Dataset items
────────────────────

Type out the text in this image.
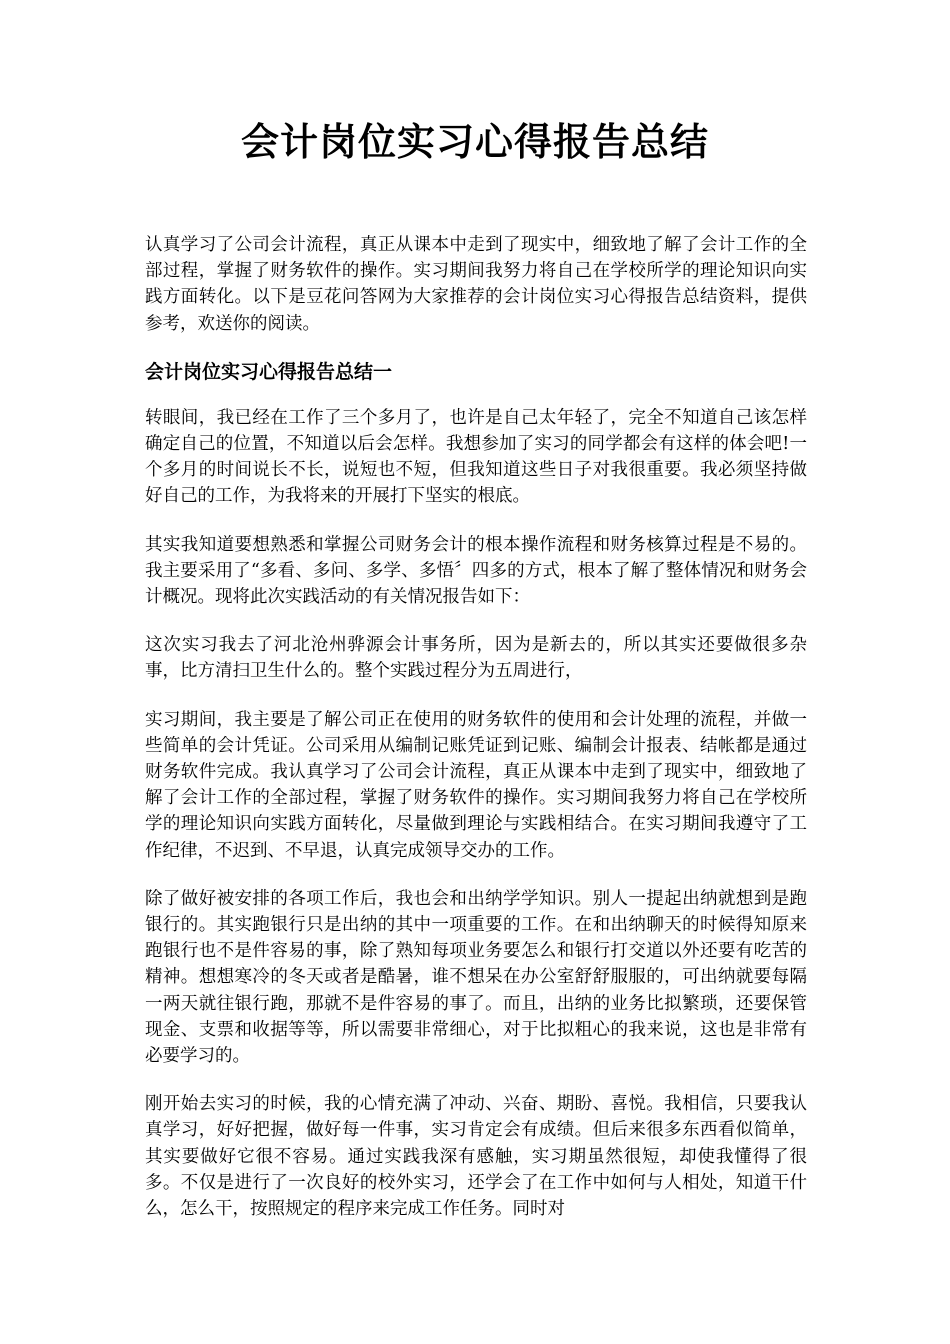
会计岗位实习心得报告总结

认真学习了公司会计流程，真正从课本中走到了现实中，细致地了解了会计工作的全部过程，掌握了财务软件的操作。实习期间我努力将自己在学校所学的理论知识向实践方面转化。以下是豆花问答网为大家推荐的会计岗位实习心得报告总结资料，提供参考，欢送你的阅读。

会计岗位实习心得报告总结一

转眼间，我已经在工作了三个多月了，也许是自己太年轻了，完全不知道自己该怎样确定自己的位置，不知道以后会怎样。我想参加了实习的同学都会有这样的体会吧!一个多月的时间说长不长，说短也不短，但我知道这些日子对我很重要。我必须坚持做好自己的工作，为我将来的开展打下坚实的根底。

其实我知道要想熟悉和掌握公司财务会计的根本操作流程和财务核算过程是不易的。我主要采用了“多看、多问、多学、多悟〞四多的方式，根本了解了整体情况和财务会计概况。现将此次实践活动的有关情况报告如下：

这次实习我去了河北沧州骅源会计事务所，因为是新去的，所以其实还要做很多杂事，比方清扫卫生什么的。整个实践过程分为五周进行，

实习期间，我主要是了解公司正在使用的财务软件的使用和会计处理的流程，并做一些简单的会计凭证。公司采用从编制记账凭证到记账、编制会计报表、结帐都是通过财务软件完成。我认真学习了公司会计流程，真正从课本中走到了现实中，细致地了解了会计工作的全部过程，掌握了财务软件的操作。实习期间我努力将自己在学校所学的理论知识向实践方面转化，尽量做到理论与实践相结合。在实习期间我遵守了工作纪律，不迟到、不早退，认真完成领导交办的工作。

除了做好被安排的各项工作后，我也会和出纳学学知识。别人一提起出纳就想到是跑银行的。其实跑银行只是出纳的其中一项重要的工作。在和出纳聊天的时候得知原来跑银行也不是件容易的事，除了熟知每项业务要怎么和银行打交道以外还要有吃苦的精神。想想寒冷的冬天或者是酷暑，谁不想呆在办公室舒舒服服的，可出纳就要每隔一两天就往银行跑，那就不是件容易的事了。而且，出纳的业务比拟繁琐，还要保管现金、支票和收据等等，所以需要非常细心，对于比拟粗心的我来说，这也是非常有必要学习的。

刚开始去实习的时候，我的心情充满了冲动、兴奋、期盼、喜悦。我相信，只要我认真学习，好好把握，做好每一件事，实习肯定会有成绩。但后来很多东西看似简单，其实要做好它很不容易。通过实践我深有感触，实习期虽然很短，却使我懂得了很多。不仅是进行了一次良好的校外实习，还学会了在工作中如何与人相处，知道干什么，怎么干，按照规定的程序来完成工作任务。同时对
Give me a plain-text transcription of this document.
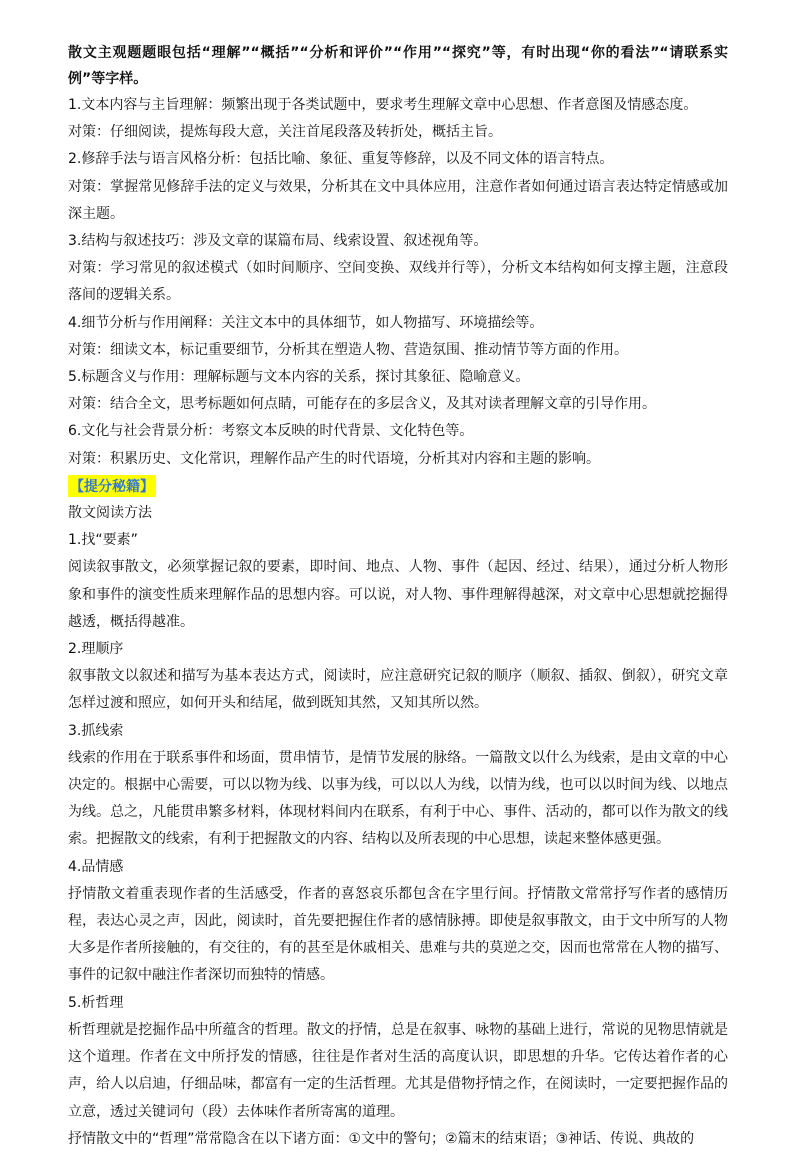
散文主观题题眼包括“理解”“概括”“分析和评价”“作用”“探究”等，有时出现“你的看法”“请联系实例”等字样。

1.文本内容与主旨理解：频繁出现于各类试题中，要求考生理解文章中心思想、作者意图及情感态度。

对策：仔细阅读，提炼每段大意，关注首尾段落及转折处，概括主旨。

2.修辞手法与语言风格分析：包括比喻、象征、重复等修辞，以及不同文体的语言特点。

对策：掌握常见修辞手法的定义与效果，分析其在文中具体应用，注意作者如何通过语言表达特定情感或加深主题。

3.结构与叙述技巧：涉及文章的谋篇布局、线索设置、叙述视角等。

对策：学习常见的叙述模式（如时间顺序、空间变换、双线并行等），分析文本结构如何支撑主题，注意段落间的逻辑关系。

4.细节分析与作用阐释：关注文本中的具体细节，如人物描写、环境描绘等。

对策：细读文本，标记重要细节，分析其在塑造人物、营造氛围、推动情节等方面的作用。

5.标题含义与作用：理解标题与文本内容的关系，探讨其象征、隐喻意义。

对策：结合全文，思考标题如何点睛，可能存在的多层含义，及其对读者理解文章的引导作用。

6.文化与社会背景分析：考察文本反映的时代背景、文化特色等。

对策：积累历史、文化常识，理解作品产生的时代语境，分析其对内容和主题的影响。

【提分秘籍】

散文阅读方法

1.找“要素”

阅读叙事散文，必须掌握记叙的要素，即时间、地点、人物、事件（起因、经过、结果），通过分析人物形象和事件的演变性质来理解作品的思想内容。可以说，对人物、事件理解得越深，对文章中心思想就挖掘得越透，概括得越准。

2.理顺序

叙事散文以叙述和描写为基本表达方式，阅读时，应注意研究记叙的顺序（顺叙、插叙、倒叙），研究文章怎样过渡和照应，如何开头和结尾，做到既知其然，又知其所以然。

3.抓线索

线索的作用在于联系事件和场面，贯串情节，是情节发展的脉络。一篇散文以什么为线索，是由文章的中心决定的。根据中心需要，可以以物为线、以事为线，可以以人为线，以情为线，也可以以时间为线、以地点为线。总之，凡能贯串繁多材料，体现材料间内在联系，有利于中心、事件、活动的，都可以作为散文的线索。把握散文的线索，有利于把握散文的内容、结构以及所表现的中心思想，读起来整体感更强。

4.品情感

抒情散文着重表现作者的生活感受，作者的喜怒哀乐都包含在字里行间。抒情散文常常抒写作者的感情历程，表达心灵之声，因此，阅读时，首先要把握住作者的感情脉搏。即使是叙事散文，由于文中所写的人物大多是作者所接触的，有交往的，有的甚至是休戚相关、患难与共的莫逆之交，因而也常常在人物的描写、事件的记叙中融注作者深切而独特的情感。

5.析哲理

析哲理就是挖掘作品中所蕴含的哲理。散文的抒情，总是在叙事、咏物的基础上进行，常说的见物思情就是这个道理。作者在文中所抒发的情感，往往是作者对生活的高度认识，即思想的升华。它传达着作者的心声，给人以启迪，仔细品味，都富有一定的生活哲理。尤其是借物抒情之作，在阅读时，一定要把握作品的立意，透过关键词句（段）去体味作者所寄寓的道理。

抒情散文中的“哲理”常常隐含在以下诸方面：①文中的警句；②篇末的结束语；③神话、传说、典故的
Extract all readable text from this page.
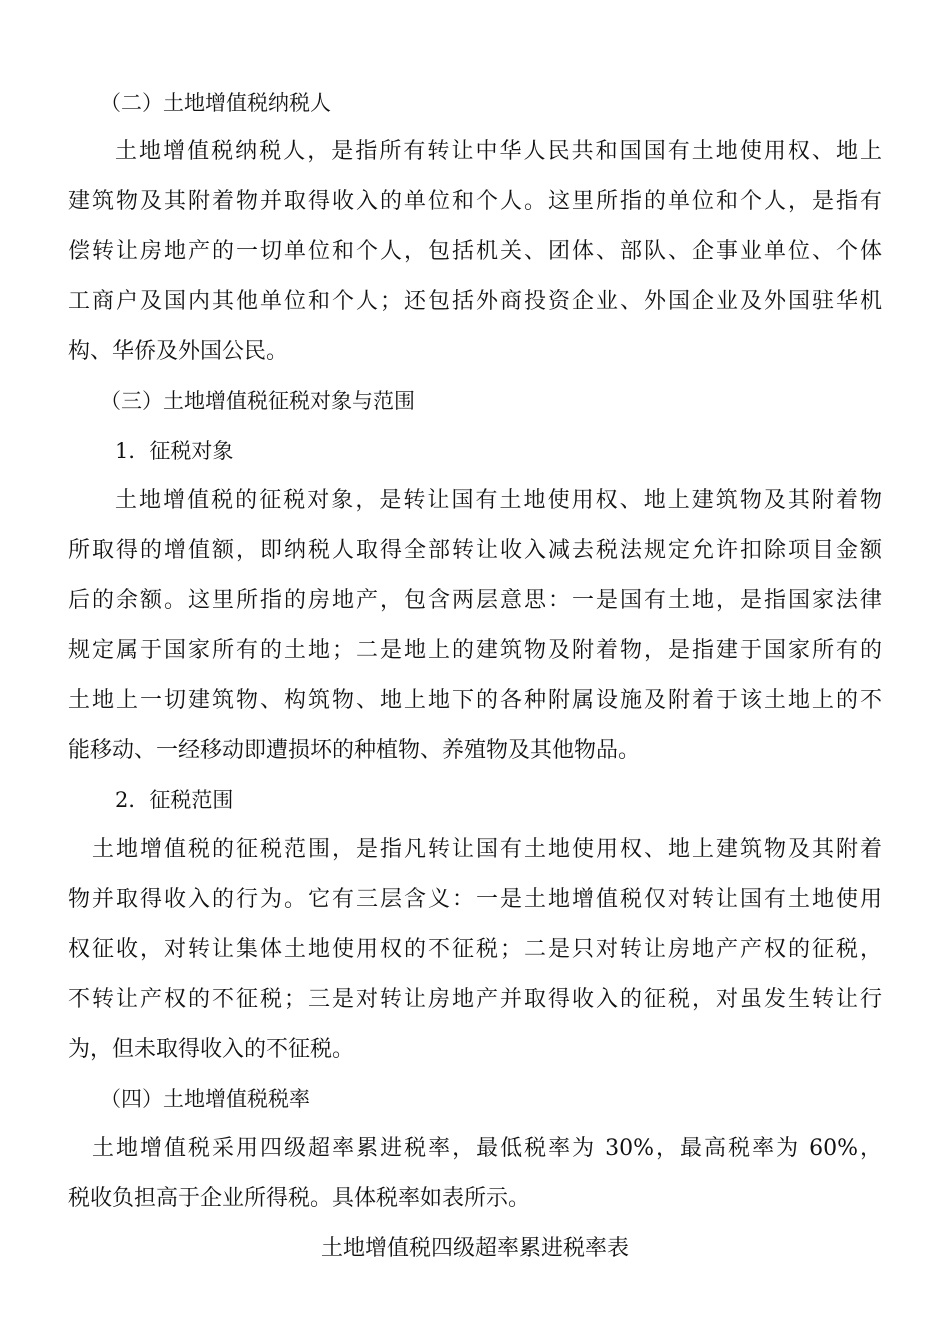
（二）土地增值税纳税人
土地增值税纳税人，是指所有转让中华人民共和国国有土地使用权、地上
建筑物及其附着物并取得收入的单位和个人。这里所指的单位和个人，是指有
偿转让房地产的一切单位和个人，包括机关、团体、部队、企事业单位、个体
工商户及国内其他单位和个人；还包括外商投资企业、外国企业及外国驻华机
构、华侨及外国公民。
（三）土地增值税征税对象与范围
1．征税对象
土地增值税的征税对象，是转让国有土地使用权、地上建筑物及其附着物
所取得的增值额，即纳税人取得全部转让收入减去税法规定允许扣除项目金额
后的余额。这里所指的房地产，包含两层意思：一是国有土地，是指国家法律
规定属于国家所有的土地；二是地上的建筑物及附着物，是指建于国家所有的
土地上一切建筑物、构筑物、地上地下的各种附属设施及附着于该土地上的不
能移动、一经移动即遭损坏的种植物、养殖物及其他物品。
2．征税范围
土地增值税的征税范围，是指凡转让国有土地使用权、地上建筑物及其附着
物并取得收入的行为。它有三层含义：一是土地增值税仅对转让国有土地使用
权征收，对转让集体土地使用权的不征税；二是只对转让房地产产权的征税，
不转让产权的不征税；三是对转让房地产并取得收入的征税，对虽发生转让行
为，但未取得收入的不征税。
（四）土地增值税税率
土地增值税采用四级超率累进税率，最低税率为 30%，最高税率为 60%，
税收负担高于企业所得税。具体税率如表所示。
土地增值税四级超率累进税率表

────────────────────

(REQUIREMENT):
How many lines of the data hold the string "真正从课本中走到了现实中"? Reply with the number alone.

(RESPONSE FOR THIS EXERCISE):
2